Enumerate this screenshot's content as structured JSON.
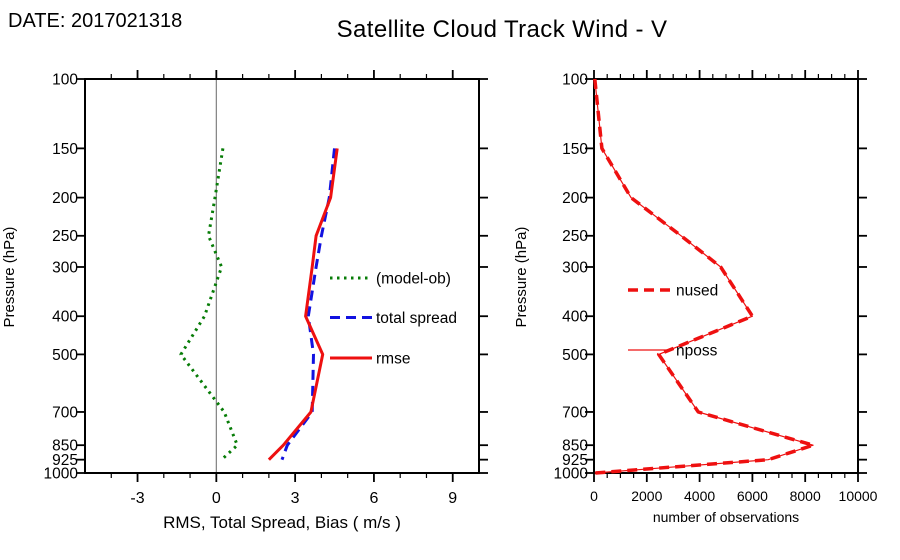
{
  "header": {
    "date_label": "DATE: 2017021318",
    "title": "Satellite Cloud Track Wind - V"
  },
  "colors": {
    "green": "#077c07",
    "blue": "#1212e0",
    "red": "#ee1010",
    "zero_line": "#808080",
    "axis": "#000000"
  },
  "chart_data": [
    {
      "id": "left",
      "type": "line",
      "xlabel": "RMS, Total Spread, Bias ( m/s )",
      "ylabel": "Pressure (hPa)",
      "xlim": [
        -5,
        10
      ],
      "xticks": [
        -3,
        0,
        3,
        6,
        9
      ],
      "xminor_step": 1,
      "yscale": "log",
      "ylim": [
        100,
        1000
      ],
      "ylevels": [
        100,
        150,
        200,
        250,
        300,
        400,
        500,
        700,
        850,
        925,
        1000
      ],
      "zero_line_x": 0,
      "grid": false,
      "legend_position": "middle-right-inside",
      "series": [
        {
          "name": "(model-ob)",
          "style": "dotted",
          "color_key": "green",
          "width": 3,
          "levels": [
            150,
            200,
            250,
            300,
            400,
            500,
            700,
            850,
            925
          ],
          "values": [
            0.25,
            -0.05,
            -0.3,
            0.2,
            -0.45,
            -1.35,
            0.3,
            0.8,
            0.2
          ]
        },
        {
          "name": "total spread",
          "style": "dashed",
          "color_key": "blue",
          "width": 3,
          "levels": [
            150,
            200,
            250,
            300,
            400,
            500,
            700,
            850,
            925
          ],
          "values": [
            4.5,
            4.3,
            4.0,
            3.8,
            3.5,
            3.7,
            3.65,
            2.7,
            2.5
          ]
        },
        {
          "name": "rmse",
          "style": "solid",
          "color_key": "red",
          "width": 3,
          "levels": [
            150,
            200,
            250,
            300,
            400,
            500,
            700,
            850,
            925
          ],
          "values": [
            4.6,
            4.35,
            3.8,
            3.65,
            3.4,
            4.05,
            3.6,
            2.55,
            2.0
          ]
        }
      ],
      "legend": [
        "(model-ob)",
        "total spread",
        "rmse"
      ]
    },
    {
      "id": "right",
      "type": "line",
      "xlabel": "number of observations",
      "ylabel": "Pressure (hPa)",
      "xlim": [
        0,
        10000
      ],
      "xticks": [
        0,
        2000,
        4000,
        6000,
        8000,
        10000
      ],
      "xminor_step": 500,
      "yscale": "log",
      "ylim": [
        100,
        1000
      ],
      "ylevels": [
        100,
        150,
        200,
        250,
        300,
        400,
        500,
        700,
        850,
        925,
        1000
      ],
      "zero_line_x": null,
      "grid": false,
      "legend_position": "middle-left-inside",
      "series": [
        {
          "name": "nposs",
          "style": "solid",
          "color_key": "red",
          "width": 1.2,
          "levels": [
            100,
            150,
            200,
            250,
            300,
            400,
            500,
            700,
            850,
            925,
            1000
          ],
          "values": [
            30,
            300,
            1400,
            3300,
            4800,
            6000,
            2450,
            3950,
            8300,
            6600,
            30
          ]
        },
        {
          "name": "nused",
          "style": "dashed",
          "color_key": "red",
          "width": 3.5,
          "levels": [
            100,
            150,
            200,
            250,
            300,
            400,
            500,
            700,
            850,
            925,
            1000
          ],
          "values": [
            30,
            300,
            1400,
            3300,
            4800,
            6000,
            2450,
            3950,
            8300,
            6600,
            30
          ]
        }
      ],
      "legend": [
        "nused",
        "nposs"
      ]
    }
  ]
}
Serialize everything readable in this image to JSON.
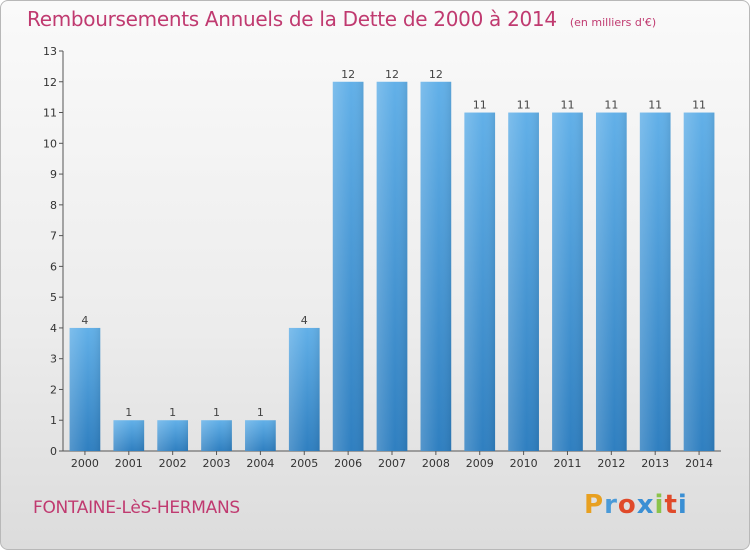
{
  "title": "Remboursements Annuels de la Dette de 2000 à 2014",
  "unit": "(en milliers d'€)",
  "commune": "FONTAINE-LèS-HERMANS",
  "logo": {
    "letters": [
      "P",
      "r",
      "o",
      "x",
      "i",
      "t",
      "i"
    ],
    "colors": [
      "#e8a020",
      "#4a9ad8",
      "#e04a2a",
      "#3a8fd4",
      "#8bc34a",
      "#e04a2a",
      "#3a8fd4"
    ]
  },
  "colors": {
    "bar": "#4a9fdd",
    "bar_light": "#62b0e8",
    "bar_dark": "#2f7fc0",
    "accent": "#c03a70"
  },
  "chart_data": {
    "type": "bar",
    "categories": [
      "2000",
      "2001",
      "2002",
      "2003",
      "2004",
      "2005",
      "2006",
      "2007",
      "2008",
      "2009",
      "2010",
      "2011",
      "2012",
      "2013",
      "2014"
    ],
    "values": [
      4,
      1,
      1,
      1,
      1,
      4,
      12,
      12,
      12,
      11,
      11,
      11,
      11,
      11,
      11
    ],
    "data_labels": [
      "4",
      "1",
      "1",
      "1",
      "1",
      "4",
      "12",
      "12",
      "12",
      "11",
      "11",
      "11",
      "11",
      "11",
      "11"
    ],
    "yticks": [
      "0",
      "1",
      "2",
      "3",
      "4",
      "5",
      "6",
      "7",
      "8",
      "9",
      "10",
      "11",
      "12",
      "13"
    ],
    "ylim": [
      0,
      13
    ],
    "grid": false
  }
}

※

Count the lines in the material above where the string "middle" appears, then state only that count.

* Correct answer:
2